PROBLEM TO WORK ON: Return every entry exactly as written.

SUPPLIED MATERIAL:
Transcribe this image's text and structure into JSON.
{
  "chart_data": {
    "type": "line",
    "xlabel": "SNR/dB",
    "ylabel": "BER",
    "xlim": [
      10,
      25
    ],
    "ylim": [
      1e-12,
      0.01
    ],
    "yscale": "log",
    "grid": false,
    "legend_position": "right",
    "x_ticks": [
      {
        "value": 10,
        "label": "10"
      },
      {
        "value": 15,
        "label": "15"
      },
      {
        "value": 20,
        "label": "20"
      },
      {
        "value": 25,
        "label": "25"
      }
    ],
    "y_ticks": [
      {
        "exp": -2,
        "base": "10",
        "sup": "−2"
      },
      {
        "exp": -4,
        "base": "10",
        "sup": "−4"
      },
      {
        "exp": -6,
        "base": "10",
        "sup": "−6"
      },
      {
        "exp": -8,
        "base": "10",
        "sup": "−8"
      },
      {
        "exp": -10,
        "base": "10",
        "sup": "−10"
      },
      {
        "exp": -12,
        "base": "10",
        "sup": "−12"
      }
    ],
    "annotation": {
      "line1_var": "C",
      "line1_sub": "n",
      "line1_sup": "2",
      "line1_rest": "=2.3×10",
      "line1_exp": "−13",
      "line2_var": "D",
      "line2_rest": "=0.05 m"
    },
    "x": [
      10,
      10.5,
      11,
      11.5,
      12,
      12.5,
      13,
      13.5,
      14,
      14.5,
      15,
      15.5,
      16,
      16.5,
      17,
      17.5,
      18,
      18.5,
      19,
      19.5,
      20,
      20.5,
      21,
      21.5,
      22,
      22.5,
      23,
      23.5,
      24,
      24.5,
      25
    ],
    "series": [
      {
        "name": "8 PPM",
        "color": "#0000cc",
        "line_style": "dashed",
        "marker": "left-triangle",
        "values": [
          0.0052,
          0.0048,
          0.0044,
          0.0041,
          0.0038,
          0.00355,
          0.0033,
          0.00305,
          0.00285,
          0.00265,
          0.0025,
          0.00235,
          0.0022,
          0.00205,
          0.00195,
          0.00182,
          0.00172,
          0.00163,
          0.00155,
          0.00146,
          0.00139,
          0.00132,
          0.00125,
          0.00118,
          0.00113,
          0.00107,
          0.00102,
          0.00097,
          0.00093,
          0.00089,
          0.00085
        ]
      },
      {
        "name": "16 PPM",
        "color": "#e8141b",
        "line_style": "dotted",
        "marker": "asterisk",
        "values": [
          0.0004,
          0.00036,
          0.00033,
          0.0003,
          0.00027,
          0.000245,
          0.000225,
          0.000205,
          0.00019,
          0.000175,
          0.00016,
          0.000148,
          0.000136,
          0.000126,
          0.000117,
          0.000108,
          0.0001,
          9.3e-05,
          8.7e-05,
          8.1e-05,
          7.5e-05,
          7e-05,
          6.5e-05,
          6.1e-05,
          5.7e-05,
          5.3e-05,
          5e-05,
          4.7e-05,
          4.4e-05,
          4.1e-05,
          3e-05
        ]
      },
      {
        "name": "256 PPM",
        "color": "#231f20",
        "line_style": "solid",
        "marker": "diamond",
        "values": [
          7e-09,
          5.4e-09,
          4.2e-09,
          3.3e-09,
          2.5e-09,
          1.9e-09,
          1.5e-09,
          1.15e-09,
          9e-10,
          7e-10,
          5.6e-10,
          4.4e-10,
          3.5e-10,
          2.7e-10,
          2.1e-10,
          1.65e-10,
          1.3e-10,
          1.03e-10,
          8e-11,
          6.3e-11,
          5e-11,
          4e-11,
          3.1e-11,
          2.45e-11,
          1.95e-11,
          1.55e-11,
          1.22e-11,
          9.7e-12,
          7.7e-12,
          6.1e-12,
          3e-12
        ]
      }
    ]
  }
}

FULL RESPONSE:
Transcribe this image's text and structure into JSON.
{
  "chart_data": {
    "type": "line",
    "xlabel": "SNR/dB",
    "ylabel": "BER",
    "xlim": [
      10,
      25
    ],
    "ylim": [
      1e-12,
      0.01
    ],
    "yscale": "log",
    "grid": false,
    "legend_position": "right",
    "x_ticks": [
      {
        "value": 10,
        "label": "10"
      },
      {
        "value": 15,
        "label": "15"
      },
      {
        "value": 20,
        "label": "20"
      },
      {
        "value": 25,
        "label": "25"
      }
    ],
    "y_ticks": [
      {
        "exp": -2,
        "base": "10",
        "sup": "−2"
      },
      {
        "exp": -4,
        "base": "10",
        "sup": "−4"
      },
      {
        "exp": -6,
        "base": "10",
        "sup": "−6"
      },
      {
        "exp": -8,
        "base": "10",
        "sup": "−8"
      },
      {
        "exp": -10,
        "base": "10",
        "sup": "−10"
      },
      {
        "exp": -12,
        "base": "10",
        "sup": "−12"
      }
    ],
    "annotation": {
      "line1_var": "C",
      "line1_sub": "n",
      "line1_sup": "2",
      "line1_rest": "=2.3×10",
      "line1_exp": "−13",
      "line2_var": "D",
      "line2_rest": "=0.05 m"
    },
    "x": [
      10,
      10.5,
      11,
      11.5,
      12,
      12.5,
      13,
      13.5,
      14,
      14.5,
      15,
      15.5,
      16,
      16.5,
      17,
      17.5,
      18,
      18.5,
      19,
      19.5,
      20,
      20.5,
      21,
      21.5,
      22,
      22.5,
      23,
      23.5,
      24,
      24.5,
      25
    ],
    "series": [
      {
        "name": "8 PPM",
        "color": "#0000cc",
        "line_style": "dashed",
        "marker": "left-triangle",
        "values": [
          0.0052,
          0.0048,
          0.0044,
          0.0041,
          0.0038,
          0.00355,
          0.0033,
          0.00305,
          0.00285,
          0.00265,
          0.0025,
          0.00235,
          0.0022,
          0.00205,
          0.00195,
          0.00182,
          0.00172,
          0.00163,
          0.00155,
          0.00146,
          0.00139,
          0.00132,
          0.00125,
          0.00118,
          0.00113,
          0.00107,
          0.00102,
          0.00097,
          0.00093,
          0.00089,
          0.00085
        ]
      },
      {
        "name": "16 PPM",
        "color": "#e8141b",
        "line_style": "dotted",
        "marker": "asterisk",
        "values": [
          0.0004,
          0.00036,
          0.00033,
          0.0003,
          0.00027,
          0.000245,
          0.000225,
          0.000205,
          0.00019,
          0.000175,
          0.00016,
          0.000148,
          0.000136,
          0.000126,
          0.000117,
          0.000108,
          0.0001,
          9.3e-05,
          8.7e-05,
          8.1e-05,
          7.5e-05,
          7e-05,
          6.5e-05,
          6.1e-05,
          5.7e-05,
          5.3e-05,
          5e-05,
          4.7e-05,
          4.4e-05,
          4.1e-05,
          3e-05
        ]
      },
      {
        "name": "256 PPM",
        "color": "#231f20",
        "line_style": "solid",
        "marker": "diamond",
        "values": [
          7e-09,
          5.4e-09,
          4.2e-09,
          3.3e-09,
          2.5e-09,
          1.9e-09,
          1.5e-09,
          1.15e-09,
          9e-10,
          7e-10,
          5.6e-10,
          4.4e-10,
          3.5e-10,
          2.7e-10,
          2.1e-10,
          1.65e-10,
          1.3e-10,
          1.03e-10,
          8e-11,
          6.3e-11,
          5e-11,
          4e-11,
          3.1e-11,
          2.45e-11,
          1.95e-11,
          1.55e-11,
          1.22e-11,
          9.7e-12,
          7.7e-12,
          6.1e-12,
          3e-12
        ]
      }
    ]
  }
}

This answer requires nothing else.